**Given instruction:** Filter the entries and keep only the lines where the string "keyboard" appears.

**Input rows:**
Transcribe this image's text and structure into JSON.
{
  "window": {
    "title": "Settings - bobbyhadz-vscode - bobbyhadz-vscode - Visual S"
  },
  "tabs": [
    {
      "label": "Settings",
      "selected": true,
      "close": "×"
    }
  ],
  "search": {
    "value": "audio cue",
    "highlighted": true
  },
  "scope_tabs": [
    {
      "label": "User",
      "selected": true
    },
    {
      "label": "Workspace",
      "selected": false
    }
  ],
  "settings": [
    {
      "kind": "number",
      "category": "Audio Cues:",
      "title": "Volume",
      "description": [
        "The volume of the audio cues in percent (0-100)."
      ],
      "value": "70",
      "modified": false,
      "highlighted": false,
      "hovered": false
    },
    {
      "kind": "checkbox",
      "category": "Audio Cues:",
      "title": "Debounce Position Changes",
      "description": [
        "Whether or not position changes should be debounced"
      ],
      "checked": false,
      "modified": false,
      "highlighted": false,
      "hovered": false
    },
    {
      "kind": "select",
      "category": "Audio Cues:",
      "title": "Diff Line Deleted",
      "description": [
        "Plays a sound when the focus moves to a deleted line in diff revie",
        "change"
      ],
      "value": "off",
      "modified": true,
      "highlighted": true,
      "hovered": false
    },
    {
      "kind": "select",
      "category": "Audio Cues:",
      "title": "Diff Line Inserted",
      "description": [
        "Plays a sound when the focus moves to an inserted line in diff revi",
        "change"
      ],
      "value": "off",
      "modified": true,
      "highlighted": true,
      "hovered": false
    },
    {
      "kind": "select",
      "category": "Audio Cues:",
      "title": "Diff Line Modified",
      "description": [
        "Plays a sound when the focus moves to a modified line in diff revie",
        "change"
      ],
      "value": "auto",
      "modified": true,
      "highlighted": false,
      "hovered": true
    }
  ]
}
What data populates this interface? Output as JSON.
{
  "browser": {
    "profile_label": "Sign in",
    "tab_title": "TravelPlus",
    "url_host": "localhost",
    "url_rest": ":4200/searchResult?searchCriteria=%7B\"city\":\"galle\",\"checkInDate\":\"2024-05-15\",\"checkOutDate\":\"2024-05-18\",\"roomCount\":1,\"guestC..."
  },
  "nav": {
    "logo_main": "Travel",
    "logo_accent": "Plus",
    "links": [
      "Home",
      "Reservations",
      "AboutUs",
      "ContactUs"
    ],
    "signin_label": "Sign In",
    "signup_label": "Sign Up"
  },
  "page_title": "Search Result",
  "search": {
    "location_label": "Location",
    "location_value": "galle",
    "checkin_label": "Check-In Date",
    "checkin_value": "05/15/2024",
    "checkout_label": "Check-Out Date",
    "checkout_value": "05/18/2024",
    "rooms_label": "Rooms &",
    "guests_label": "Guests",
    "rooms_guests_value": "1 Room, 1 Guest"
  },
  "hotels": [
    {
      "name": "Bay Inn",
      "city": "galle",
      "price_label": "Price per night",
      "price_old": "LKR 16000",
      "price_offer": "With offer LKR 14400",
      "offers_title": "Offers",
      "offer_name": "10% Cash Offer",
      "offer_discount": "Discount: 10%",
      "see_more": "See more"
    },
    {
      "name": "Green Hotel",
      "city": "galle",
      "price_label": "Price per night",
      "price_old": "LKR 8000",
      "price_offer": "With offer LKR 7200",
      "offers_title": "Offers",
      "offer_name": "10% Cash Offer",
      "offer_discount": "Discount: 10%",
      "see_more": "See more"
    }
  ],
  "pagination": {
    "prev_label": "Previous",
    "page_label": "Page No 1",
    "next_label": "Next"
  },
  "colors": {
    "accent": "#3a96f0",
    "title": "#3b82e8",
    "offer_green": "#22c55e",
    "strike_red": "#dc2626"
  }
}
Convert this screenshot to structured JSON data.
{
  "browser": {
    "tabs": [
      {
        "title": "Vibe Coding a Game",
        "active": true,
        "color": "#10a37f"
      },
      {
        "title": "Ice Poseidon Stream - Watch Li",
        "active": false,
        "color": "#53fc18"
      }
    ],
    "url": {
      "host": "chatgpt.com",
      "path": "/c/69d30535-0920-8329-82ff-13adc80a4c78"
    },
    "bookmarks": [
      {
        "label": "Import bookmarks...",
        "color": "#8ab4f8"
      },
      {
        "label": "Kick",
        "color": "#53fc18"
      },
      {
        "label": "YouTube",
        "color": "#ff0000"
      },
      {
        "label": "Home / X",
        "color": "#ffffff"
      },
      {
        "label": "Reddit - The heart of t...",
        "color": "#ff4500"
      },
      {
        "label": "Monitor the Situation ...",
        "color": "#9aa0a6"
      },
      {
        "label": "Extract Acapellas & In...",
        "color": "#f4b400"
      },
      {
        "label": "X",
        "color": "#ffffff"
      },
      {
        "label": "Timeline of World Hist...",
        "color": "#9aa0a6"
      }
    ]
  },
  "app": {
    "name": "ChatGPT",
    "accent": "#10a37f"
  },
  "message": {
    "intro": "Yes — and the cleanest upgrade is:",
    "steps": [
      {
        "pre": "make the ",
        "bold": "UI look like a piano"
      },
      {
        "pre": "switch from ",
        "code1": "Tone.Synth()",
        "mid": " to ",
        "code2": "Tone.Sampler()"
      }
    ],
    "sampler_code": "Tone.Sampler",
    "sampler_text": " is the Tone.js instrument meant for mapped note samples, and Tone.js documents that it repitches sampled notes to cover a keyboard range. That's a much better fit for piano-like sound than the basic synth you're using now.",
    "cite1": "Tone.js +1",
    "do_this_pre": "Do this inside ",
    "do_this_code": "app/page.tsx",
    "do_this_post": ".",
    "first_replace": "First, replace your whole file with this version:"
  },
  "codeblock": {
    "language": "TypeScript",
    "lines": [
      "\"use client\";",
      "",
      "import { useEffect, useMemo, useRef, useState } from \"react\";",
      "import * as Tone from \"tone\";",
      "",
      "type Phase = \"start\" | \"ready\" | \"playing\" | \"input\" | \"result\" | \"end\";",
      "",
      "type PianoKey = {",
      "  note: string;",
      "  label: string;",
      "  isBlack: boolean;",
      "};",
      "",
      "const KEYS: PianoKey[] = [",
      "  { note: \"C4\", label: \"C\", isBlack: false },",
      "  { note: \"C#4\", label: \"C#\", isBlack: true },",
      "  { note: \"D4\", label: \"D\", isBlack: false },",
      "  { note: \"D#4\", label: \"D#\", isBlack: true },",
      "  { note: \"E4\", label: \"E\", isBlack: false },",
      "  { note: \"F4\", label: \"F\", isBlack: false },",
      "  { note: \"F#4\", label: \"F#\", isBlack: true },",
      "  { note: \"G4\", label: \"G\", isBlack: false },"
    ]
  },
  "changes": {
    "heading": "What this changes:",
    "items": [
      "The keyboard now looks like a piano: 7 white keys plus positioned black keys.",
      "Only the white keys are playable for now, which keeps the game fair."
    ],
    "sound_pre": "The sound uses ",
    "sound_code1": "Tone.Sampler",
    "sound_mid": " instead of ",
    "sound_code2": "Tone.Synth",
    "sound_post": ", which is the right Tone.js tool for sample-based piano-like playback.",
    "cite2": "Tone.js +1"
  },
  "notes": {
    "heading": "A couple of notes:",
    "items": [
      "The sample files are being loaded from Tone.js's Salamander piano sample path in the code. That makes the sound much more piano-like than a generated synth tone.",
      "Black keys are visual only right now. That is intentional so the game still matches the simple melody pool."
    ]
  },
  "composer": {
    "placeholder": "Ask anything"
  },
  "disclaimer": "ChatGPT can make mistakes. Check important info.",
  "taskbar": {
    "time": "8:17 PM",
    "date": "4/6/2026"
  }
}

**Correct response:**
    "sampler_text": " is the Tone.js instrument meant for mapped note samples, and Tone.js documents that it repitches sampled notes to cover a keyboard range. That's a much better fit for piano-like sound than the basic synth you're using now.",
      "The keyboard now looks like a piano: 7 white keys plus positioned black keys.",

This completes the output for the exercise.